Document excerpt -

- Origin: Sydney, New South Wales, Australia
- Genres: Folk; pop;
- Years active: 1993–1998
- Labels: Republic; Focus/Shock; Grudge/Universal/BMG;
- Past members: Gemma Deacon; Angus Diggs; Chris Miller; Ian Housten-Shadwell; Joe Guiseppe-Accaria; Jan Sebastian; Carolyn Shine;

= Cactus Child =

Australian folk pop group

Cactus Child were an Australian folk, pop group formed in 1993 by mainstays, Gemma Deacon on lead vocals and Ian Housten-Shadwell on guitar. They issued two studio albums, Diaphones (February 1996) and Earthgirl (July 1998), before disbanding in November 1998.

== History ==

Cactus Child were formed in 1993 in Sydney as a folk, pop band by Gemma Deacon on lead vocals, Angus Diggs on drums, Chris Miller on bass guitar and Ian Housten-Shadwell on guitar. In January 1994 Deacon and Housten-Shadwell were joined by Joe Giuseppe-Accaria on drums, percussion and marimba; and Jan Sebastian on percussion. This line-up recorded a six-track extended play, On, for Regular Records, which was issued in September of that year.

During 1996 Cactus Child were the support act for Lisa Loeb, Ronnie Jordan, Jeff Buckley and Luka Bloom. In February 1996 they released their debut album, Diaphones, on Focus Records/Shock Records with Craig Porteils as producer. By October of that year the line-up of Deacon, Housten-Shadwell, Miller, Accaria and Sebastian were periodically supplemented by Maria Pavela on backing vocals and Natasha Ramirez on violin.

The group were signed to Grudge/Universal/BMG, to reissue Diaphones in 1997. Nathan of Channel [V] described the title track, "a slow finger-picking ballad with no drums at all – instead a cello and piano providing ample backing to a beautiful song." A track, "Fall", was re-recorded as "Fall '97", which was released as the album's lead single in March. Nathan observed, "you can tell that they've put a bit of thought into production and added bits here and there to make it more accessible for radio; and in doing so I'd tip this one to be the next song for them to push. A beautiful ballad complete with strings, percussion and of course Gemma Deacon's remarkable voice." By that time Carolyn Shine had joined on keyboards and vocals.

In June 1998 the group issued another single, "On the Money", ahead of their second album, Earthgirl (July 1998). Australian musicologist, Ian McFarlane, felt "[it] featured pristine folksy pop, with lush arrangements, strings, piano, harmonies and acoustic guitar." Christie Eliezer of Australian Musician observed, "[it] has some interesting guitar work, not just in its use of open tunings but the acoustic sounds in general. For example Ian spent hours on layering 'Juliette' which uses multi-tracks for an exciting effect." They followed with another single, "Long Way" (September), but broke up in November 1998.

Direction 1 -
Answer these questions about the Cactus Child article.
(a) Who produced the album Diaphones?
(b) Which instruments did Natasha Ramirez and Maria Pavela contribute to the group?
(c) In which month and year did the group break up?
Direction 2 -
Write the next few sentences of the Cactus Child band history, picking up after its final sentence.

Record extracts -
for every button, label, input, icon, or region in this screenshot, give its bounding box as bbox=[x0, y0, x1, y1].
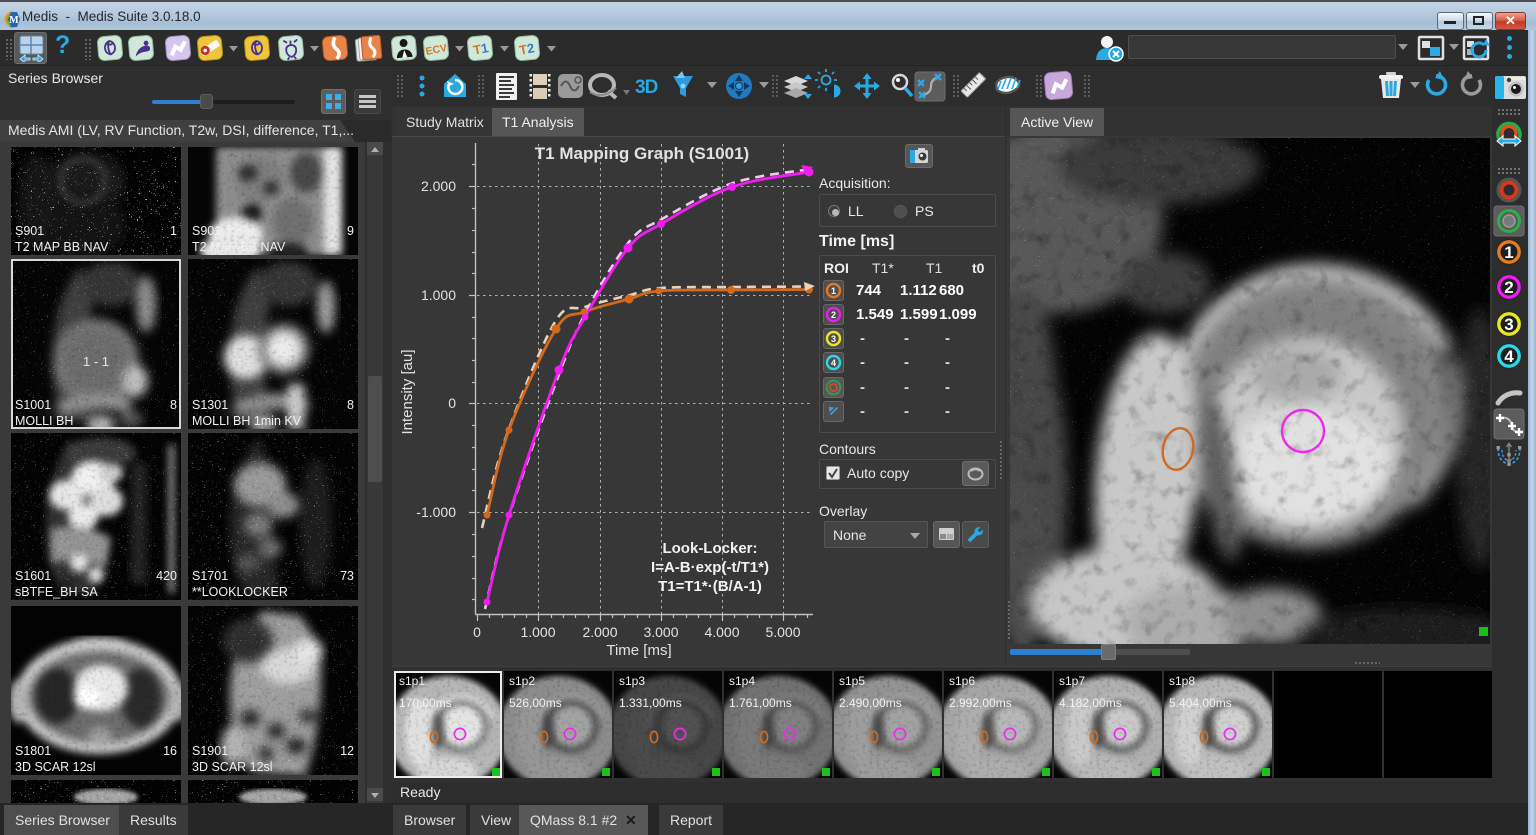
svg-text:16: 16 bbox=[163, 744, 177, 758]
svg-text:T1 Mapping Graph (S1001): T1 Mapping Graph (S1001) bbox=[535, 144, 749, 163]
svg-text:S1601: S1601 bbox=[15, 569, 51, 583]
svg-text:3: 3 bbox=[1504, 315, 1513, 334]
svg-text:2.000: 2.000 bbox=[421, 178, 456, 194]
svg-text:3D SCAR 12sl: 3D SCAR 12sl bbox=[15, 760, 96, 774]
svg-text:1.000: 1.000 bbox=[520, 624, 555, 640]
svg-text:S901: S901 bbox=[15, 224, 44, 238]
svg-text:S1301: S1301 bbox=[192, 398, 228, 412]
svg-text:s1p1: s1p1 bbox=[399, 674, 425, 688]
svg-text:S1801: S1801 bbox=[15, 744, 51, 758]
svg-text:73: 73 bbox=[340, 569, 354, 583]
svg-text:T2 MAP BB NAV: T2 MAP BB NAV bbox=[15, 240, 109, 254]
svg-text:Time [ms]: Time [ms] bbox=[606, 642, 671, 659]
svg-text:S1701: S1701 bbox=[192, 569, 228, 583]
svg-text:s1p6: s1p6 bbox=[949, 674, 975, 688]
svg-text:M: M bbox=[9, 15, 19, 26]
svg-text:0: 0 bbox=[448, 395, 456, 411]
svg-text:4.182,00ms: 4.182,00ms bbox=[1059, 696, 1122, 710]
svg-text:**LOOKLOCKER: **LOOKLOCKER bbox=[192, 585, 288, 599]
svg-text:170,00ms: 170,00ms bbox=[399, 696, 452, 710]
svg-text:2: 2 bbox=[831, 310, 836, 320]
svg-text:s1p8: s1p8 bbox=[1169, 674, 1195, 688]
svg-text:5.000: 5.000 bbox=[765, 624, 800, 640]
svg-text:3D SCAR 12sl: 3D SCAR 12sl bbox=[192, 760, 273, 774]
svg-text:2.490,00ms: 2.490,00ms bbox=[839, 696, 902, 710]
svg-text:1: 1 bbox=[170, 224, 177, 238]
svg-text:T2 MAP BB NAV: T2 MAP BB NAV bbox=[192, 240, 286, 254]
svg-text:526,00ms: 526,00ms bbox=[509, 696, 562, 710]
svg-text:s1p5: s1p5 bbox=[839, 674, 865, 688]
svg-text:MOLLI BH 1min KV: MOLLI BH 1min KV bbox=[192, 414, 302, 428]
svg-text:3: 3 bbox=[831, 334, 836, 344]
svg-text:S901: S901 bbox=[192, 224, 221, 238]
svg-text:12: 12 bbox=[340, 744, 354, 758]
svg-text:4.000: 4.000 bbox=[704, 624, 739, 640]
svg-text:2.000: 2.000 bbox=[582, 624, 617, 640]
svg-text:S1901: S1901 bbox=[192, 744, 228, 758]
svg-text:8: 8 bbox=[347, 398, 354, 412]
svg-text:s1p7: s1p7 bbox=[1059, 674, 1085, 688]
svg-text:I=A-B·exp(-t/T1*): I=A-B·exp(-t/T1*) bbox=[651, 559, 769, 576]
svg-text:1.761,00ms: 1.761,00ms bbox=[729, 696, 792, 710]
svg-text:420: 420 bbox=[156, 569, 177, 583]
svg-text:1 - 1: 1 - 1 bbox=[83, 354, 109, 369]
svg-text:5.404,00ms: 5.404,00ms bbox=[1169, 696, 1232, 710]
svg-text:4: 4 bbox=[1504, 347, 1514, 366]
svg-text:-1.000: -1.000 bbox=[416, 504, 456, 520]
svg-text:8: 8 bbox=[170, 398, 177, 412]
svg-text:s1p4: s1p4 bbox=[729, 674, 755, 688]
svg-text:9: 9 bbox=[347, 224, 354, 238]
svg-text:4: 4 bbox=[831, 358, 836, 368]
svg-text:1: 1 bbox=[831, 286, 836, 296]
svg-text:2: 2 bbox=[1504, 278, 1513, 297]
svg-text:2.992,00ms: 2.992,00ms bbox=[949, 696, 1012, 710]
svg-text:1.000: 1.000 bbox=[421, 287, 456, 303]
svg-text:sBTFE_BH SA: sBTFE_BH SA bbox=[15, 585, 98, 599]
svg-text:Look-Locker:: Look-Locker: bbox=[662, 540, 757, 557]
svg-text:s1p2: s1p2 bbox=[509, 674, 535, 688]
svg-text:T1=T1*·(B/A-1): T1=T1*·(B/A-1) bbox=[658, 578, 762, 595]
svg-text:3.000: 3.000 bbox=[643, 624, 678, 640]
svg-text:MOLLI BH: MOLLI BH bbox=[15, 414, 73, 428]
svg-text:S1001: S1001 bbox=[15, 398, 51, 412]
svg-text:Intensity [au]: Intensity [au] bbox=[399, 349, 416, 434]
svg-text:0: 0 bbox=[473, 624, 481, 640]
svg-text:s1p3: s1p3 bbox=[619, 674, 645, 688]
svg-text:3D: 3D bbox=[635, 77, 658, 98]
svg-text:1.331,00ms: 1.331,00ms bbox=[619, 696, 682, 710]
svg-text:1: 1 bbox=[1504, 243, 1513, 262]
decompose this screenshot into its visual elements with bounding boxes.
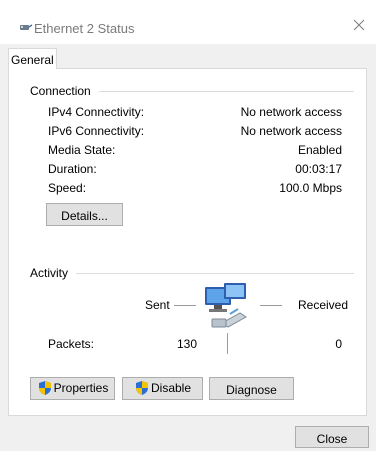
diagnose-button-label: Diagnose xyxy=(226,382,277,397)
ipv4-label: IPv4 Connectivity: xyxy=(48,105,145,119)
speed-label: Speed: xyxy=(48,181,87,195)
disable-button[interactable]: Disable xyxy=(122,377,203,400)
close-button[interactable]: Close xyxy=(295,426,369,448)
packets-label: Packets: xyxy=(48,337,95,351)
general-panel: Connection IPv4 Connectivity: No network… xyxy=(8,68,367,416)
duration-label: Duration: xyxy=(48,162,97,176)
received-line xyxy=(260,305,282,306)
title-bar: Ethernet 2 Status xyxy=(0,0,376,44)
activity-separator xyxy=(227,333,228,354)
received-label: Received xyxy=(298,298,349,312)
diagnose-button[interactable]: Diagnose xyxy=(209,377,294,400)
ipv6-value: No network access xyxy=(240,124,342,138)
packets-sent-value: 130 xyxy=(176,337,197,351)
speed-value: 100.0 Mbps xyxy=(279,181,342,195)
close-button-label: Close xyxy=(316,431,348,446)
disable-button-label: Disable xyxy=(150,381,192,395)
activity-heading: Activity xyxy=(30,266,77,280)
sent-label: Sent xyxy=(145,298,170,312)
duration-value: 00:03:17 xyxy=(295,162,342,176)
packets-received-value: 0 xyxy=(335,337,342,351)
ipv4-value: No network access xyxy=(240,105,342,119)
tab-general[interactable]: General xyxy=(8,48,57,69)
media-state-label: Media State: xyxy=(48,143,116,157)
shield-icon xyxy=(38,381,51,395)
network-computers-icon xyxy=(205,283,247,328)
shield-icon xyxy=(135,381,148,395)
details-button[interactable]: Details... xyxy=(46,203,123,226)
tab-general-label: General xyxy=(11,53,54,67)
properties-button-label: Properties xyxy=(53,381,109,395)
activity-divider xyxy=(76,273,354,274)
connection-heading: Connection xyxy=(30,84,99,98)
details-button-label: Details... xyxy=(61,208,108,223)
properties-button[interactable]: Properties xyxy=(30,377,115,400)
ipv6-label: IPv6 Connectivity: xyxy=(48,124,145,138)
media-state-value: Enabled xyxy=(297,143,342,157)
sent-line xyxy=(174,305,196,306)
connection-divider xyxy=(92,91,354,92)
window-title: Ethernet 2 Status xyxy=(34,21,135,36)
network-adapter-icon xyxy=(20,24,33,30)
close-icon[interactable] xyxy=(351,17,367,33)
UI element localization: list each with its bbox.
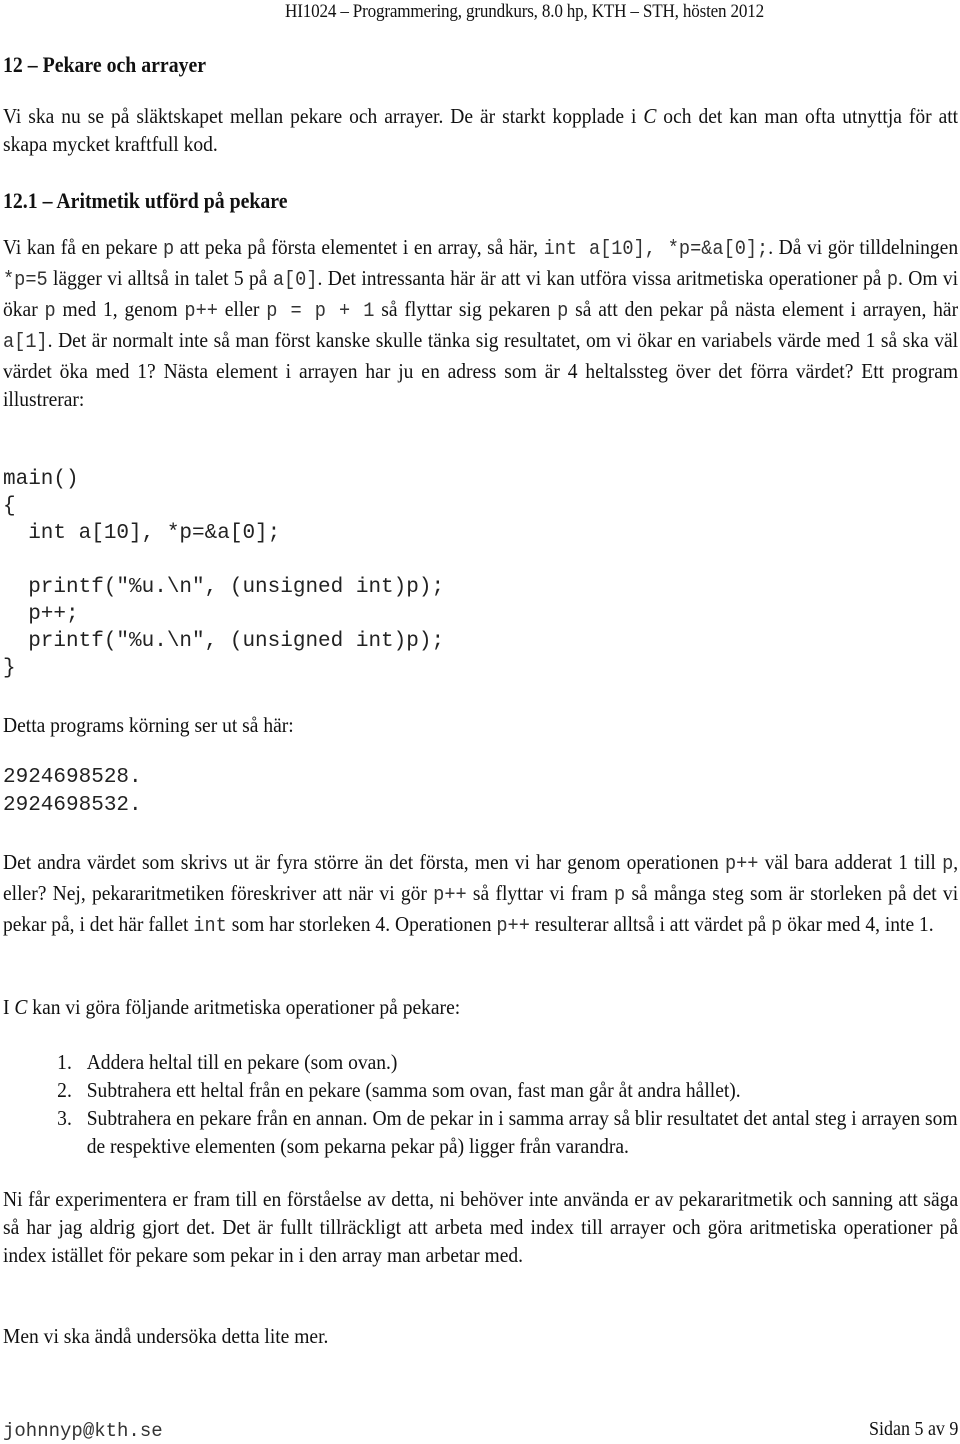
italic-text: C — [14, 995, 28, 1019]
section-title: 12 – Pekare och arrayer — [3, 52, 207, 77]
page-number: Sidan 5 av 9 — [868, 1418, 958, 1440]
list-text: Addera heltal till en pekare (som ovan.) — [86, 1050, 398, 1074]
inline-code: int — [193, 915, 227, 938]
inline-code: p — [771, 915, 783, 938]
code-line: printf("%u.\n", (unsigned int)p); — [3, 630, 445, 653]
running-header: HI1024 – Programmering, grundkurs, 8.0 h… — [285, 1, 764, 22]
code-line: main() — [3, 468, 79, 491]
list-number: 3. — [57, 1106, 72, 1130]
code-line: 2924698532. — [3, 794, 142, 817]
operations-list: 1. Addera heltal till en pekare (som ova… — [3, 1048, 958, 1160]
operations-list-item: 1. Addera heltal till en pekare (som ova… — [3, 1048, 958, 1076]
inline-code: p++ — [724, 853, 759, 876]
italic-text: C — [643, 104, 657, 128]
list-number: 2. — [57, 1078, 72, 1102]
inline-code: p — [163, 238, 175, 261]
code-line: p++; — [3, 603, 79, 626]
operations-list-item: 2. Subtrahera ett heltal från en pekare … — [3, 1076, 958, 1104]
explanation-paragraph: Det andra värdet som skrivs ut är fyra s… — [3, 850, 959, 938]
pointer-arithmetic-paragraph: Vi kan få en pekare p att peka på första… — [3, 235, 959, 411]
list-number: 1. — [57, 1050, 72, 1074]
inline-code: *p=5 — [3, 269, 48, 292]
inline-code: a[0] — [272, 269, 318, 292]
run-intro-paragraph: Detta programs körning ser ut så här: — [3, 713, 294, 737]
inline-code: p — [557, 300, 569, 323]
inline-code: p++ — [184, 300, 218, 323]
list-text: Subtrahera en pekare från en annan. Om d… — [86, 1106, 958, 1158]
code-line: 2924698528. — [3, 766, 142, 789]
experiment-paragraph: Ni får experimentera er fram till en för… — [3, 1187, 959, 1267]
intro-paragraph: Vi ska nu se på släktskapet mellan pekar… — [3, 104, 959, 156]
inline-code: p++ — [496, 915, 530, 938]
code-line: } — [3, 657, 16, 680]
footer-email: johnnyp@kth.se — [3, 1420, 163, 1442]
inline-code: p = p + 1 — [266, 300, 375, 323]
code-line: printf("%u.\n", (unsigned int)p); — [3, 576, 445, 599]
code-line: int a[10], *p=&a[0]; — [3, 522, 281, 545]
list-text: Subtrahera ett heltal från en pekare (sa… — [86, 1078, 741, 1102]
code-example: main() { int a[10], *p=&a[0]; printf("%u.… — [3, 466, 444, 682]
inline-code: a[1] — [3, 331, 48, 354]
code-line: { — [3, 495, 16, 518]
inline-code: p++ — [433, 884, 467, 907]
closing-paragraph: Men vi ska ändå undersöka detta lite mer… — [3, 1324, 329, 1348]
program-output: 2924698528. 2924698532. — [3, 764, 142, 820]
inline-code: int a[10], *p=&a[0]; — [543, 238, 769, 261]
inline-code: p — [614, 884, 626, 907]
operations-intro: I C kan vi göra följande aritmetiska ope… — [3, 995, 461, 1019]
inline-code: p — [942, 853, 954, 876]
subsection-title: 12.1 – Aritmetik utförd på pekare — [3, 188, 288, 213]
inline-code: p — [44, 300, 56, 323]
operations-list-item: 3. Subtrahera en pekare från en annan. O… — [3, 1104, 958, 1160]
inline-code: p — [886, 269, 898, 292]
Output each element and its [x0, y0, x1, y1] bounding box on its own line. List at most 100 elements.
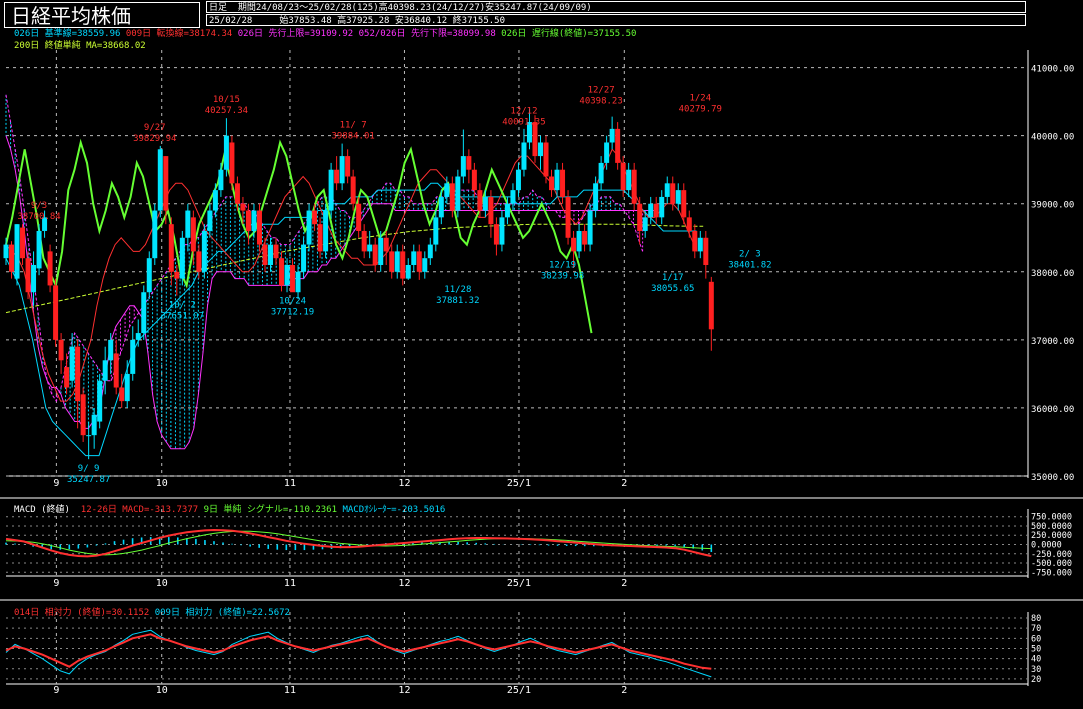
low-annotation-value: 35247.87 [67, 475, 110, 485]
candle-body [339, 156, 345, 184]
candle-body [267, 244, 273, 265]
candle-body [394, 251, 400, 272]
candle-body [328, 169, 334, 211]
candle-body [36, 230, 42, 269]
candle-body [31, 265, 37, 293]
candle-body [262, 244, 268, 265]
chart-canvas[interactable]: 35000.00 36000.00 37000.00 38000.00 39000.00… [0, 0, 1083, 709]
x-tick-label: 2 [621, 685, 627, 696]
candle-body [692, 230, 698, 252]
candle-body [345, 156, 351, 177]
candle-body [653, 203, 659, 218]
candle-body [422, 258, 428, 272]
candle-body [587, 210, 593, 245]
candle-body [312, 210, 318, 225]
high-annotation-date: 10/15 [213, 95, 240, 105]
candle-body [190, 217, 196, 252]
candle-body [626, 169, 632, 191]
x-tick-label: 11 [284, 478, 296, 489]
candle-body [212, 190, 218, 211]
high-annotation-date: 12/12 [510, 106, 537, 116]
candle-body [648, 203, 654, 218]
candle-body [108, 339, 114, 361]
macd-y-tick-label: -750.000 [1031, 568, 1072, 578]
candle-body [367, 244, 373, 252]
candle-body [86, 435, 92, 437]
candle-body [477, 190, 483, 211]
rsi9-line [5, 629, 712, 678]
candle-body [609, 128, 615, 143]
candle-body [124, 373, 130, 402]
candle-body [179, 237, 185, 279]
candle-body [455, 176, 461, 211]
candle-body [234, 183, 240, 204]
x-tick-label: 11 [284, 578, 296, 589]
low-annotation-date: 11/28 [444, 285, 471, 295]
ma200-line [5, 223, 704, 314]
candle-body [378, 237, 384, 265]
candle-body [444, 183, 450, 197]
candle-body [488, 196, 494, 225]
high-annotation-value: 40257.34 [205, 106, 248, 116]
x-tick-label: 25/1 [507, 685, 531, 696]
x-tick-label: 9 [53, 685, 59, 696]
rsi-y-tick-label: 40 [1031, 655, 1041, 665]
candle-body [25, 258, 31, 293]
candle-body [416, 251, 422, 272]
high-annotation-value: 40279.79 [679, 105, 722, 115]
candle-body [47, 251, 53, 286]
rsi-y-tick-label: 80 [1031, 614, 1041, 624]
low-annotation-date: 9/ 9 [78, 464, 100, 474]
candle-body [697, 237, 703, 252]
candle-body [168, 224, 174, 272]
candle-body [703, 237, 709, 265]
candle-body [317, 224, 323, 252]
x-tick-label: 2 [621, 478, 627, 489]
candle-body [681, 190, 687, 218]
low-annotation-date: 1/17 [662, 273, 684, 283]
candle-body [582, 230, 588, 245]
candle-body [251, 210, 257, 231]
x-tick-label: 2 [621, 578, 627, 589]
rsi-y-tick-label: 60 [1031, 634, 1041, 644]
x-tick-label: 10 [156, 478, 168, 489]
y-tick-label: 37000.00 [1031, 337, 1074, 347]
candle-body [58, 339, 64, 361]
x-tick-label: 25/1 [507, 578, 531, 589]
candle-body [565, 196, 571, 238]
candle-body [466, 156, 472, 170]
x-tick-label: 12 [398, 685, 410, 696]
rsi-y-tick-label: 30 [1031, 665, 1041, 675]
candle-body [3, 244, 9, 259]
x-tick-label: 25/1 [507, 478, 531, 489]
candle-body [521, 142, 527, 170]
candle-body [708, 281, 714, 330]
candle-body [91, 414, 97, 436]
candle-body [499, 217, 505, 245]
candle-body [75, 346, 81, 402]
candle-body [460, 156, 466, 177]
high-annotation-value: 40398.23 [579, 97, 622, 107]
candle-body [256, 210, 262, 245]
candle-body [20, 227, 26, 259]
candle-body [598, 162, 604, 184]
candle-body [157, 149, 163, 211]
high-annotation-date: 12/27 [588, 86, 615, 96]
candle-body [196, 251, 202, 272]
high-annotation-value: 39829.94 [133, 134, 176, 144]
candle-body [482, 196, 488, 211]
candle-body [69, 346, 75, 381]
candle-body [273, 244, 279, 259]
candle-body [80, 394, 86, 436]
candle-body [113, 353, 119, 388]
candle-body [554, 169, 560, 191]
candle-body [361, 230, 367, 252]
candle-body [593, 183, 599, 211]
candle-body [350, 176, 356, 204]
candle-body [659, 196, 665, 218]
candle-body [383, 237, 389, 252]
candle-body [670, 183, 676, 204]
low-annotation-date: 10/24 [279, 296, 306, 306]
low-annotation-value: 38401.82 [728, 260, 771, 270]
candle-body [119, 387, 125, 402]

Exercise output 1 -
(a) Craig Porteils
(b) Natasha Ramirez played violin, and Maria Pavela sang backing vocals.
(c) November 1998

Exercise output 2 -
Shadwell published a novel, Slush Pile, in June 2014. In the following August, Australian Broadcasting Corporation's Radio National aired, Ian Shadwell's Slush Pile: a satirical novel of literature, fame and trivia nights. The work was described by the program's Kate Evans and Michael Cathcart as, "he's taken that experience [with Cactus Child] of fame and its discontents to write a very funny story of a fictional Australian writer who won the Booker Prize and then had 14 years of writers' block." Angela Meyer of The Australian observed, "[it's] a rollicking black comedy with an entertainingly unlikable main character. As this selfish, pleasure-seeking, pompous and arrogant man digs a hole for himself, due to the conviction that he is entitled to everything he imagines he could have, the reader both cringes and eggs him on, to see just how far he will go."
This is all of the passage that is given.